Work to do ->
Copy out all lines in the data below containing the string "time".

□ □ □ □ □

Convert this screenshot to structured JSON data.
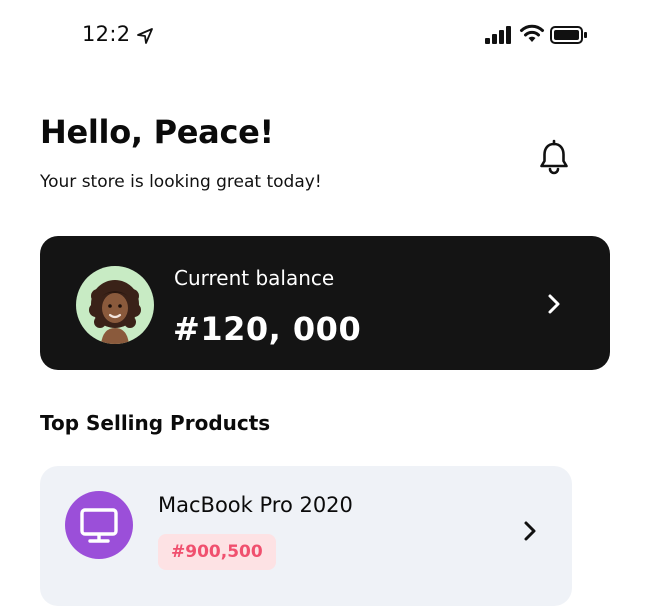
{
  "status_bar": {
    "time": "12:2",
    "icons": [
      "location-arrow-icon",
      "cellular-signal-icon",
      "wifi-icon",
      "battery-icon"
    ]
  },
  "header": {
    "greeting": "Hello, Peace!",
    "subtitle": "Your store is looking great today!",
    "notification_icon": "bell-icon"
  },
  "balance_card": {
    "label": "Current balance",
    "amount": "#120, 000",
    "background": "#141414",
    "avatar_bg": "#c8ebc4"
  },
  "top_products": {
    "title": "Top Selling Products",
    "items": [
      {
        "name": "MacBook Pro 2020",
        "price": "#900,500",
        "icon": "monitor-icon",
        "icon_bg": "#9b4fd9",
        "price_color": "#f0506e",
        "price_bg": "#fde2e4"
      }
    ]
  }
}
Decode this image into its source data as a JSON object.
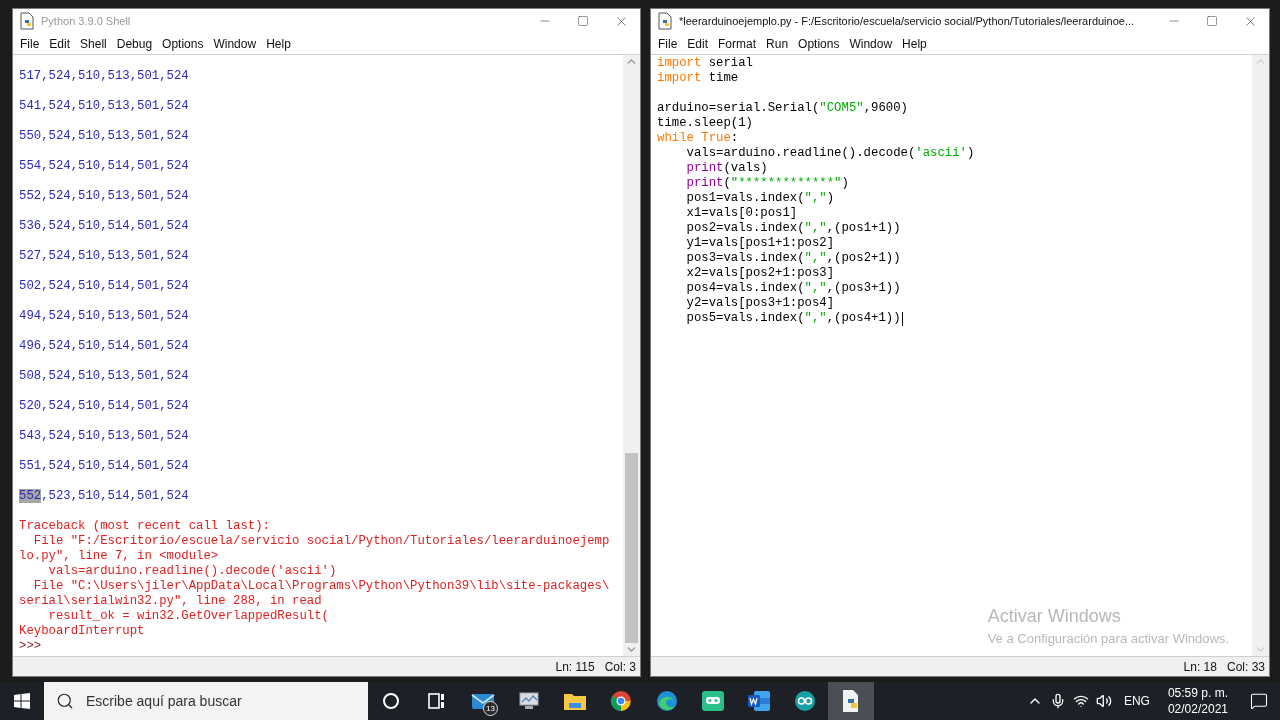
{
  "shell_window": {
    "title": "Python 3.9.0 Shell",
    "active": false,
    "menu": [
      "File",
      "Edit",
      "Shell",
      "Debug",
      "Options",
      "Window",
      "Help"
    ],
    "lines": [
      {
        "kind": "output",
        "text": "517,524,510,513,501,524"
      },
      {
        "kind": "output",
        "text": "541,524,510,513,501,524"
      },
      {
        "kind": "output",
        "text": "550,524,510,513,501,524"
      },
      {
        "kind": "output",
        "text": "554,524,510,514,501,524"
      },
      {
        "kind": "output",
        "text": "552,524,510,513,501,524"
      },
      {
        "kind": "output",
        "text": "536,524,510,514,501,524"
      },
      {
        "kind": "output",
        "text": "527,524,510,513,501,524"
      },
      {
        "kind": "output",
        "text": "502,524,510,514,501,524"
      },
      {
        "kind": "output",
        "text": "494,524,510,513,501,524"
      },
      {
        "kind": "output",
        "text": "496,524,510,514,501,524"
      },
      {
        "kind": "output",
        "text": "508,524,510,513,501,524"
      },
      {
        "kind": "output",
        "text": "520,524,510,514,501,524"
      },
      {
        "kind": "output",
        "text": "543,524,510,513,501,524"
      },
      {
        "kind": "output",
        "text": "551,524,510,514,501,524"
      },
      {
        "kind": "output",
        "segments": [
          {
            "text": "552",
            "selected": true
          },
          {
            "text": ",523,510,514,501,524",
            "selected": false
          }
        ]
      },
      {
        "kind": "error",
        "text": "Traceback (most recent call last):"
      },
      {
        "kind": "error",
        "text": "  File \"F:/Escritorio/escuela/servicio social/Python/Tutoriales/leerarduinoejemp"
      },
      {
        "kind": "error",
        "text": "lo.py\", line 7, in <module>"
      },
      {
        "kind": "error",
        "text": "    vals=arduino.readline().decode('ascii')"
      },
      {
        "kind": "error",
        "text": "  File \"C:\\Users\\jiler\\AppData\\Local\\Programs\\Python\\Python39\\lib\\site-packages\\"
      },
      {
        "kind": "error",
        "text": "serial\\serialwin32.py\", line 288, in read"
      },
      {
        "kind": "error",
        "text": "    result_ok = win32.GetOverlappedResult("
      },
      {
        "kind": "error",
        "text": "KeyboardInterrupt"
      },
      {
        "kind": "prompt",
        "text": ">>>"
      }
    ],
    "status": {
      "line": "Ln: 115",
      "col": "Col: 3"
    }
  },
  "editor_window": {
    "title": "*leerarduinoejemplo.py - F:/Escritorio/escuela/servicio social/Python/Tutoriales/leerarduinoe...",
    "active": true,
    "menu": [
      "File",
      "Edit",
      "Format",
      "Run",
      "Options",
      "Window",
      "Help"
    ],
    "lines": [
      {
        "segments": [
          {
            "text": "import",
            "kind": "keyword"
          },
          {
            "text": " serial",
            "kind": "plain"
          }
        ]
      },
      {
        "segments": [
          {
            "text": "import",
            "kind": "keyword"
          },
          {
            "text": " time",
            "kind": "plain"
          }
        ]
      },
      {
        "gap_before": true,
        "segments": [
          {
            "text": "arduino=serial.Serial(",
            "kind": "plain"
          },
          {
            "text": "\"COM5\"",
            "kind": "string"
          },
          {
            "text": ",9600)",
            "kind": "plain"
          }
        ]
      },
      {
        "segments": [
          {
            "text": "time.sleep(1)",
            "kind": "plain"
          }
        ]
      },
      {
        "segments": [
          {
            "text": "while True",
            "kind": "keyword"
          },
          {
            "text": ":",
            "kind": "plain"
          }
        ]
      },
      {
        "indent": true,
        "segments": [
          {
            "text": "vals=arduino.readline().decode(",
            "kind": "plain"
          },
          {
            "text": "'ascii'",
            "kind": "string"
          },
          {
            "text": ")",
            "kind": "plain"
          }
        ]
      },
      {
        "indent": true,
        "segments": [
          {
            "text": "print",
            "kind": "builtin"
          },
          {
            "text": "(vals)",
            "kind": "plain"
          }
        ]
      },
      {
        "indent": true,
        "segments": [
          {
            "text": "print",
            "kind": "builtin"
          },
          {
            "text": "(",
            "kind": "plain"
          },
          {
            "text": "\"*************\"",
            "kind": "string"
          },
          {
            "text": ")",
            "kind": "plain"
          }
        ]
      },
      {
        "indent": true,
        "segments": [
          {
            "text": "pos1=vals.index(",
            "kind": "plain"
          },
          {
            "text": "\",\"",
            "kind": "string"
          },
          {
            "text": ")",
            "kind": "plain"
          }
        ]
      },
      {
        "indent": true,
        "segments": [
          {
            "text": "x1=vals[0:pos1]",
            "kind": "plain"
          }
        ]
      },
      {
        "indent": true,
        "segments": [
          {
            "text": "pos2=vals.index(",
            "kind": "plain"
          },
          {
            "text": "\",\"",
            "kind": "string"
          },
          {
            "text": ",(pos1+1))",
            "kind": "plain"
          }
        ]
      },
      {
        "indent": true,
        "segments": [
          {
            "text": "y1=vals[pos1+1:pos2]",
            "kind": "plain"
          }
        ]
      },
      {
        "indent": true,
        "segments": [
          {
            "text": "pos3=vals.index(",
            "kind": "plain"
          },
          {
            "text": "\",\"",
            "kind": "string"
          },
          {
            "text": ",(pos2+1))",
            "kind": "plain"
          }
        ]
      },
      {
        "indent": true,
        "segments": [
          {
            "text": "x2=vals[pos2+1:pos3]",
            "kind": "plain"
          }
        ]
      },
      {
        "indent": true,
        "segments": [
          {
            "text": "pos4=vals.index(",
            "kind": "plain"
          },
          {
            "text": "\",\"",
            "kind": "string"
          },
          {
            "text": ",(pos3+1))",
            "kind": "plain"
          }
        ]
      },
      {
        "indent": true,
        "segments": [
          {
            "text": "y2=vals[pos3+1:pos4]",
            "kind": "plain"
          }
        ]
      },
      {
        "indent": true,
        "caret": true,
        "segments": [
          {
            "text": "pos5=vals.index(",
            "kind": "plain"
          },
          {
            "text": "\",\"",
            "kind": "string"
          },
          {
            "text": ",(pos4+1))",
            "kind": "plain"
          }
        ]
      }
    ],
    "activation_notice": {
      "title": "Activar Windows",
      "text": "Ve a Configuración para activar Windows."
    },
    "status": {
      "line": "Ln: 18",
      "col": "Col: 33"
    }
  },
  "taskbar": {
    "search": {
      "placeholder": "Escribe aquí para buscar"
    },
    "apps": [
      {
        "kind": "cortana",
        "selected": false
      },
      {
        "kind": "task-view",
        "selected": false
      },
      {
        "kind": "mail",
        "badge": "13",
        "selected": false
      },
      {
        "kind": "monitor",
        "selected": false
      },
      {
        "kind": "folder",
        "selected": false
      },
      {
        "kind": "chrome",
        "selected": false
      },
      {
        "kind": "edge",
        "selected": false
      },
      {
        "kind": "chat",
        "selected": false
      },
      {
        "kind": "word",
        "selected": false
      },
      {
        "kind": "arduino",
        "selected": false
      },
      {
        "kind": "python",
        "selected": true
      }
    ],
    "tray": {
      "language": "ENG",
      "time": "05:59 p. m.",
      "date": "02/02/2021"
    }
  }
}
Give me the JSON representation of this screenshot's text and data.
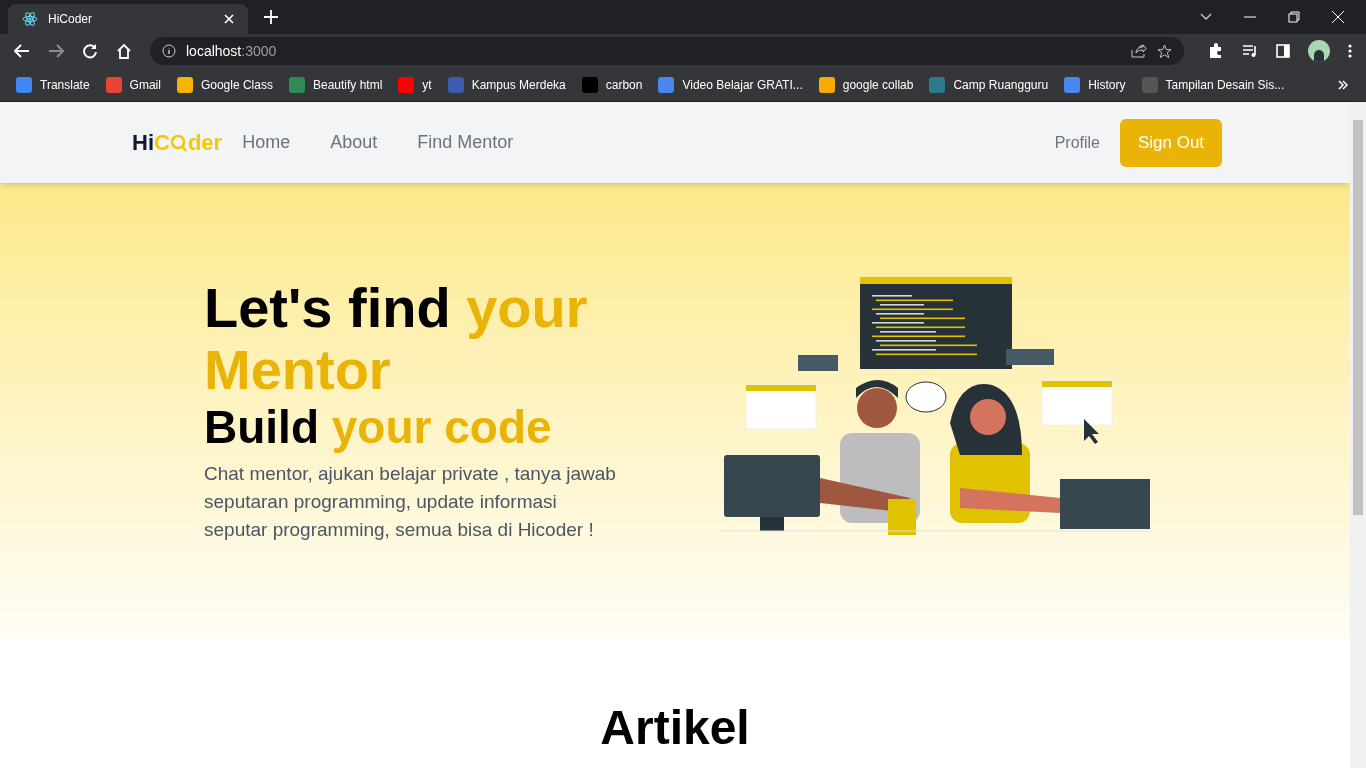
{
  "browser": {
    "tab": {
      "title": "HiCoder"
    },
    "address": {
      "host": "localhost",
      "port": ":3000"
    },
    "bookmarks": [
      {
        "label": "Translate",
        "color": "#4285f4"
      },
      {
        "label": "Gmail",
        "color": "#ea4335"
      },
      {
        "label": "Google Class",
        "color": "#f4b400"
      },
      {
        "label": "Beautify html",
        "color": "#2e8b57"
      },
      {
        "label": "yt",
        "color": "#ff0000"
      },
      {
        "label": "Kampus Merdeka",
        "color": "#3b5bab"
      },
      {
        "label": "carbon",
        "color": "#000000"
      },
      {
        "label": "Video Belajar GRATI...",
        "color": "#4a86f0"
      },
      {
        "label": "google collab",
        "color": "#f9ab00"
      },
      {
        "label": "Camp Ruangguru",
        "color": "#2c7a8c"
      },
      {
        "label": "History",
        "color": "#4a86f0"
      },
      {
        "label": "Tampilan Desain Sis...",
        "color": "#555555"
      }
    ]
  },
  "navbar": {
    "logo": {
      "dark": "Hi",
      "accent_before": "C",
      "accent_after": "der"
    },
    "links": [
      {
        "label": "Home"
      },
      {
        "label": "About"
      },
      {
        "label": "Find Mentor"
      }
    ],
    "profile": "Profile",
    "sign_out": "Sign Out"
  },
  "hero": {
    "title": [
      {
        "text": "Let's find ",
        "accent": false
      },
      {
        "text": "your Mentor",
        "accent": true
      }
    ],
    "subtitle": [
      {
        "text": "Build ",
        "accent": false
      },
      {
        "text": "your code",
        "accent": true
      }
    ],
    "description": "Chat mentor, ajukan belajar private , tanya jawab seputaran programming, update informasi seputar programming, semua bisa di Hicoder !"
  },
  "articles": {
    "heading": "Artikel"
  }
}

□ □ □ □ □

Full answer ->
    "time": "12:2",
            "text": " time",
            "text": "time.sleep(1)",
      "time": "05:59 p. m.",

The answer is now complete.